TASK OBJECTIVE
In your copy, include every line of the listing below exactly but none of the pictures.

Data entries for graphics
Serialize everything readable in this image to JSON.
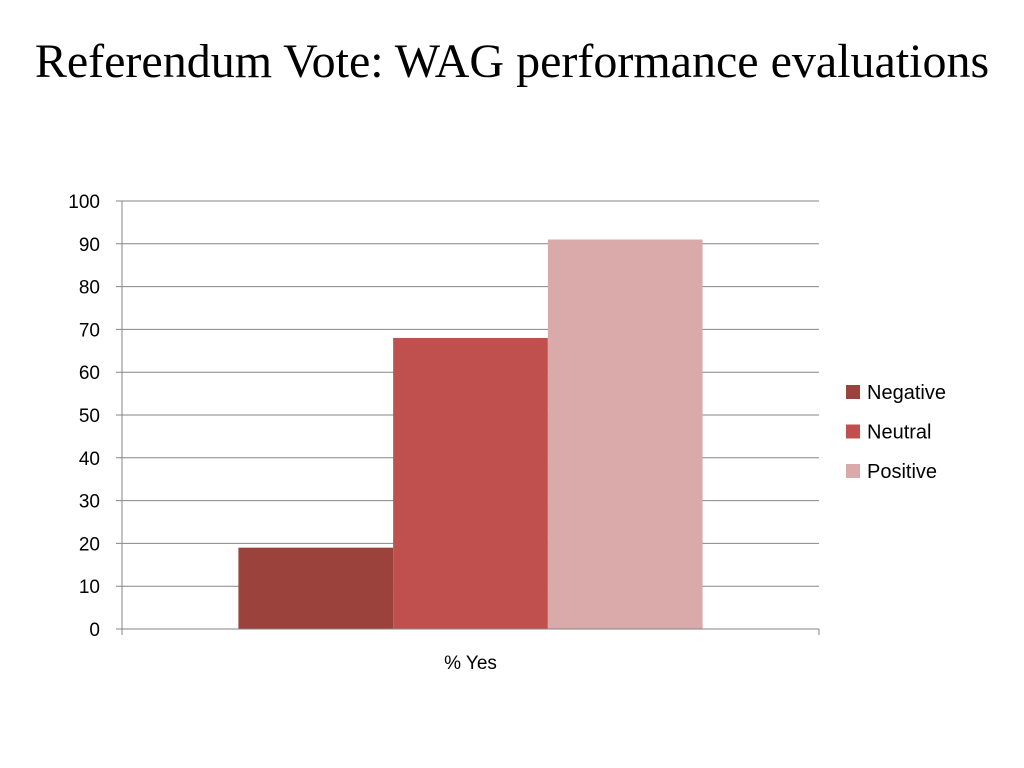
{
  "slide": {
    "title": "Referendum Vote: WAG performance evaluations"
  },
  "chart_data": {
    "type": "bar",
    "title": "",
    "xlabel": "",
    "ylabel": "",
    "categories": [
      "% Yes"
    ],
    "series": [
      {
        "name": "Negative",
        "values": [
          19
        ],
        "color": "#9c423d"
      },
      {
        "name": "Neutral",
        "values": [
          68
        ],
        "color": "#c0504e"
      },
      {
        "name": "Positive",
        "values": [
          91
        ],
        "color": "#d9aaa9"
      }
    ],
    "ylim": [
      0,
      100
    ],
    "yticks": [
      "0",
      "10",
      "20",
      "30",
      "40",
      "50",
      "60",
      "70",
      "80",
      "90",
      "100"
    ],
    "grid": true,
    "gridline_color": "#868686",
    "legend_position": "right"
  }
}
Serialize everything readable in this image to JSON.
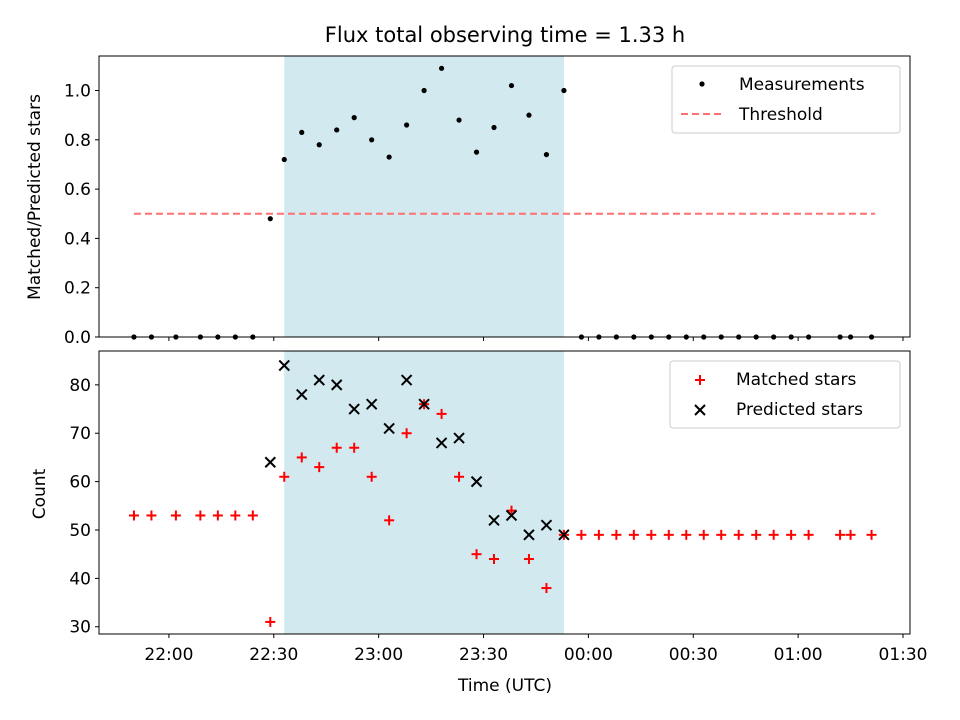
{
  "chart_data": [
    {
      "type": "scatter",
      "title": "Flux total observing time = 1.33 h",
      "ylabel": "Matched/Predicted stars",
      "xlabel": "",
      "ylim": [
        0,
        1.14
      ],
      "yticks": [
        0.0,
        0.2,
        0.4,
        0.6,
        0.8,
        1.0
      ],
      "ytick_labels": [
        "0.0",
        "0.2",
        "0.4",
        "0.6",
        "0.8",
        "1.0"
      ],
      "legend_position": "top-right",
      "highlight_span": {
        "start": "22:33",
        "end": "23:53",
        "color": "#d2e9f0"
      },
      "threshold": {
        "name": "Threshold",
        "value": 0.5,
        "x_start": "21:50",
        "x_end": "01:22",
        "color": "#ff7070",
        "style": "dashed"
      },
      "series": [
        {
          "name": "Measurements",
          "marker": "dot",
          "color": "#000000",
          "x": [
            "21:50",
            "21:55",
            "22:02",
            "22:09",
            "22:14",
            "22:19",
            "22:24",
            "22:29",
            "22:33",
            "22:38",
            "22:43",
            "22:48",
            "22:53",
            "22:58",
            "23:03",
            "23:08",
            "23:13",
            "23:18",
            "23:23",
            "23:28",
            "23:33",
            "23:38",
            "23:43",
            "23:48",
            "23:53",
            "23:58",
            "00:03",
            "00:08",
            "00:13",
            "00:18",
            "00:23",
            "00:28",
            "00:33",
            "00:38",
            "00:43",
            "00:48",
            "00:53",
            "00:58",
            "01:03",
            "01:12",
            "01:15",
            "01:21"
          ],
          "y": [
            0,
            0,
            0,
            0,
            0,
            0,
            0,
            0.48,
            0.72,
            0.83,
            0.78,
            0.84,
            0.89,
            0.8,
            0.73,
            0.86,
            1.0,
            1.09,
            0.88,
            0.75,
            0.85,
            1.02,
            0.9,
            0.74,
            1.0,
            0,
            0,
            0,
            0,
            0,
            0,
            0,
            0,
            0,
            0,
            0,
            0,
            0,
            0,
            0,
            0,
            0
          ]
        }
      ]
    },
    {
      "type": "scatter",
      "title": "",
      "xlabel": "Time (UTC)",
      "ylabel": "Count",
      "ylim": [
        28.5,
        87
      ],
      "yticks": [
        30,
        40,
        50,
        60,
        70,
        80
      ],
      "ytick_labels": [
        "30",
        "40",
        "50",
        "60",
        "70",
        "80"
      ],
      "xrange": [
        "21:40",
        "01:32"
      ],
      "xticks": [
        "22:00",
        "22:30",
        "23:00",
        "23:30",
        "00:00",
        "00:30",
        "01:00",
        "01:30"
      ],
      "legend_position": "top-right",
      "highlight_span": {
        "start": "22:33",
        "end": "23:53",
        "color": "#d2e9f0"
      },
      "series": [
        {
          "name": "Matched stars",
          "marker": "plus",
          "color": "#ff0000",
          "x": [
            "21:50",
            "21:55",
            "22:02",
            "22:09",
            "22:14",
            "22:19",
            "22:24",
            "22:29",
            "22:33",
            "22:38",
            "22:43",
            "22:48",
            "22:53",
            "22:58",
            "23:03",
            "23:08",
            "23:13",
            "23:18",
            "23:23",
            "23:28",
            "23:33",
            "23:38",
            "23:43",
            "23:48",
            "23:53",
            "23:58",
            "00:03",
            "00:08",
            "00:13",
            "00:18",
            "00:23",
            "00:28",
            "00:33",
            "00:38",
            "00:43",
            "00:48",
            "00:53",
            "00:58",
            "01:03",
            "01:12",
            "01:15",
            "01:21"
          ],
          "y": [
            53,
            53,
            53,
            53,
            53,
            53,
            53,
            31,
            61,
            65,
            63,
            67,
            67,
            61,
            52,
            70,
            76,
            74,
            61,
            45,
            44,
            54,
            44,
            38,
            49,
            49,
            49,
            49,
            49,
            49,
            49,
            49,
            49,
            49,
            49,
            49,
            49,
            49,
            49,
            49,
            49,
            49
          ]
        },
        {
          "name": "Predicted stars",
          "marker": "x",
          "color": "#000000",
          "x": [
            "22:29",
            "22:33",
            "22:38",
            "22:43",
            "22:48",
            "22:53",
            "22:58",
            "23:03",
            "23:08",
            "23:13",
            "23:18",
            "23:23",
            "23:28",
            "23:33",
            "23:38",
            "23:43",
            "23:48",
            "23:53"
          ],
          "y": [
            64,
            84,
            78,
            81,
            80,
            75,
            76,
            71,
            81,
            76,
            68,
            69,
            60,
            52,
            53,
            49,
            51,
            49
          ]
        }
      ]
    }
  ]
}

PROBLEM SOLUTION
Serialize everything readable in this image to JSON.
{
  "slide": {
    "title": "Referendum Vote: WAG performance evaluations"
  },
  "chart_data": {
    "type": "bar",
    "title": "",
    "xlabel": "",
    "ylabel": "",
    "categories": [
      "% Yes"
    ],
    "series": [
      {
        "name": "Negative",
        "values": [
          19
        ],
        "color": "#9c423d"
      },
      {
        "name": "Neutral",
        "values": [
          68
        ],
        "color": "#c0504e"
      },
      {
        "name": "Positive",
        "values": [
          91
        ],
        "color": "#d9aaa9"
      }
    ],
    "ylim": [
      0,
      100
    ],
    "yticks": [
      "0",
      "10",
      "20",
      "30",
      "40",
      "50",
      "60",
      "70",
      "80",
      "90",
      "100"
    ],
    "grid": true,
    "gridline_color": "#868686",
    "legend_position": "right"
  }
}
Serialize everything readable in this image to JSON.
{
  "chart_data": [
    {
      "type": "scatter",
      "title": "Flux total observing time = 1.33 h",
      "ylabel": "Matched/Predicted stars",
      "xlabel": "",
      "ylim": [
        0,
        1.14
      ],
      "yticks": [
        0.0,
        0.2,
        0.4,
        0.6,
        0.8,
        1.0
      ],
      "ytick_labels": [
        "0.0",
        "0.2",
        "0.4",
        "0.6",
        "0.8",
        "1.0"
      ],
      "legend_position": "top-right",
      "highlight_span": {
        "start": "22:33",
        "end": "23:53",
        "color": "#d2e9f0"
      },
      "threshold": {
        "name": "Threshold",
        "value": 0.5,
        "x_start": "21:50",
        "x_end": "01:22",
        "color": "#ff7070",
        "style": "dashed"
      },
      "series": [
        {
          "name": "Measurements",
          "marker": "dot",
          "color": "#000000",
          "x": [
            "21:50",
            "21:55",
            "22:02",
            "22:09",
            "22:14",
            "22:19",
            "22:24",
            "22:29",
            "22:33",
            "22:38",
            "22:43",
            "22:48",
            "22:53",
            "22:58",
            "23:03",
            "23:08",
            "23:13",
            "23:18",
            "23:23",
            "23:28",
            "23:33",
            "23:38",
            "23:43",
            "23:48",
            "23:53",
            "23:58",
            "00:03",
            "00:08",
            "00:13",
            "00:18",
            "00:23",
            "00:28",
            "00:33",
            "00:38",
            "00:43",
            "00:48",
            "00:53",
            "00:58",
            "01:03",
            "01:12",
            "01:15",
            "01:21"
          ],
          "y": [
            0,
            0,
            0,
            0,
            0,
            0,
            0,
            0.48,
            0.72,
            0.83,
            0.78,
            0.84,
            0.89,
            0.8,
            0.73,
            0.86,
            1.0,
            1.09,
            0.88,
            0.75,
            0.85,
            1.02,
            0.9,
            0.74,
            1.0,
            0,
            0,
            0,
            0,
            0,
            0,
            0,
            0,
            0,
            0,
            0,
            0,
            0,
            0,
            0,
            0,
            0
          ]
        }
      ]
    },
    {
      "type": "scatter",
      "title": "",
      "xlabel": "Time (UTC)",
      "ylabel": "Count",
      "ylim": [
        28.5,
        87
      ],
      "yticks": [
        30,
        40,
        50,
        60,
        70,
        80
      ],
      "ytick_labels": [
        "30",
        "40",
        "50",
        "60",
        "70",
        "80"
      ],
      "xrange": [
        "21:40",
        "01:32"
      ],
      "xticks": [
        "22:00",
        "22:30",
        "23:00",
        "23:30",
        "00:00",
        "00:30",
        "01:00",
        "01:30"
      ],
      "legend_position": "top-right",
      "highlight_span": {
        "start": "22:33",
        "end": "23:53",
        "color": "#d2e9f0"
      },
      "series": [
        {
          "name": "Matched stars",
          "marker": "plus",
          "color": "#ff0000",
          "x": [
            "21:50",
            "21:55",
            "22:02",
            "22:09",
            "22:14",
            "22:19",
            "22:24",
            "22:29",
            "22:33",
            "22:38",
            "22:43",
            "22:48",
            "22:53",
            "22:58",
            "23:03",
            "23:08",
            "23:13",
            "23:18",
            "23:23",
            "23:28",
            "23:33",
            "23:38",
            "23:43",
            "23:48",
            "23:53",
            "23:58",
            "00:03",
            "00:08",
            "00:13",
            "00:18",
            "00:23",
            "00:28",
            "00:33",
            "00:38",
            "00:43",
            "00:48",
            "00:53",
            "00:58",
            "01:03",
            "01:12",
            "01:15",
            "01:21"
          ],
          "y": [
            53,
            53,
            53,
            53,
            53,
            53,
            53,
            31,
            61,
            65,
            63,
            67,
            67,
            61,
            52,
            70,
            76,
            74,
            61,
            45,
            44,
            54,
            44,
            38,
            49,
            49,
            49,
            49,
            49,
            49,
            49,
            49,
            49,
            49,
            49,
            49,
            49,
            49,
            49,
            49,
            49,
            49
          ]
        },
        {
          "name": "Predicted stars",
          "marker": "x",
          "color": "#000000",
          "x": [
            "22:29",
            "22:33",
            "22:38",
            "22:43",
            "22:48",
            "22:53",
            "22:58",
            "23:03",
            "23:08",
            "23:13",
            "23:18",
            "23:23",
            "23:28",
            "23:33",
            "23:38",
            "23:43",
            "23:48",
            "23:53"
          ],
          "y": [
            64,
            84,
            78,
            81,
            80,
            75,
            76,
            71,
            81,
            76,
            68,
            69,
            60,
            52,
            53,
            49,
            51,
            49
          ]
        }
      ]
    }
  ]
}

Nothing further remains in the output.